Data entries for graphics
•••••

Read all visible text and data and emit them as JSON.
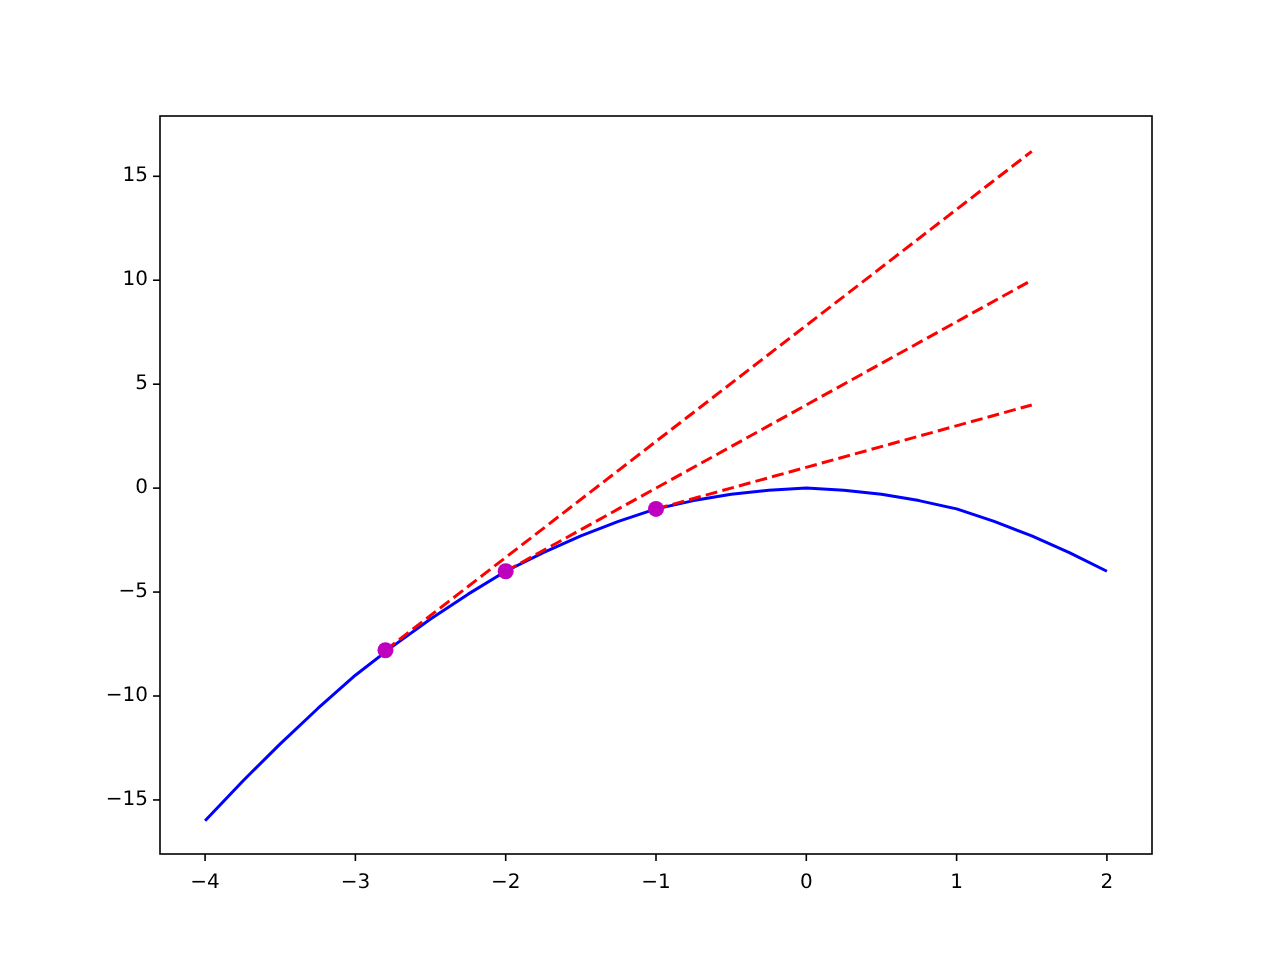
{
  "chart_data": {
    "type": "line",
    "xlim": [
      -4.3,
      2.3
    ],
    "ylim": [
      -17.6,
      17.9
    ],
    "xticks": [
      {
        "value": -4,
        "label": "−4"
      },
      {
        "value": -3,
        "label": "−3"
      },
      {
        "value": -2,
        "label": "−2"
      },
      {
        "value": -1,
        "label": "−1"
      },
      0,
      1,
      2
    ],
    "yticks": [
      {
        "value": -15,
        "label": "−15"
      },
      {
        "value": -10,
        "label": "−10"
      },
      {
        "value": -5,
        "label": "−5"
      },
      0,
      5,
      10,
      15
    ],
    "grid": false,
    "series": [
      {
        "color": "#0000ff",
        "line_style": "solid",
        "marker": "none",
        "x": [
          -4,
          -3.75,
          -3.5,
          -3.25,
          -3,
          -2.75,
          -2.5,
          -2.25,
          -2,
          -1.75,
          -1.5,
          -1.25,
          -1,
          -0.75,
          -0.5,
          -0.25,
          0,
          0.25,
          0.5,
          0.75,
          1,
          1.25,
          1.5,
          1.75,
          2
        ],
        "values": [
          -16,
          -14.1,
          -12.3,
          -10.6,
          -9,
          -7.6,
          -6.3,
          -5.1,
          -4,
          -3.1,
          -2.3,
          -1.6,
          -1,
          -0.6,
          -0.3,
          -0.1,
          0,
          -0.1,
          -0.3,
          -0.6,
          -1,
          -1.6,
          -2.3,
          -3.1,
          -4
        ]
      },
      {
        "color": "#ff0000",
        "line_style": "dashed",
        "marker": "none",
        "x": [
          -1,
          1.5
        ],
        "values": [
          -1,
          4
        ]
      },
      {
        "color": "#ff0000",
        "line_style": "dashed",
        "marker": "none",
        "x": [
          -2,
          1.5
        ],
        "values": [
          -4,
          10
        ]
      },
      {
        "color": "#ff0000",
        "line_style": "dashed",
        "marker": "none",
        "x": [
          -2.8,
          1.5
        ],
        "values": [
          -7.8,
          16.2
        ]
      },
      {
        "type": "scatter",
        "color": "#bf00bf",
        "marker": "circle",
        "x": [
          -2.8,
          -2,
          -1
        ],
        "values": [
          -7.8,
          -4,
          -1
        ]
      }
    ]
  }
}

•••••

• Work instructions: Search the data above for the string "label" and copy each line that has it.

• Written solution:
        "label": "−4"
        "label": "−3"
        "label": "−2"
        "label": "−1"
        "label": "−15"
        "label": "−10"
        "label": "−5"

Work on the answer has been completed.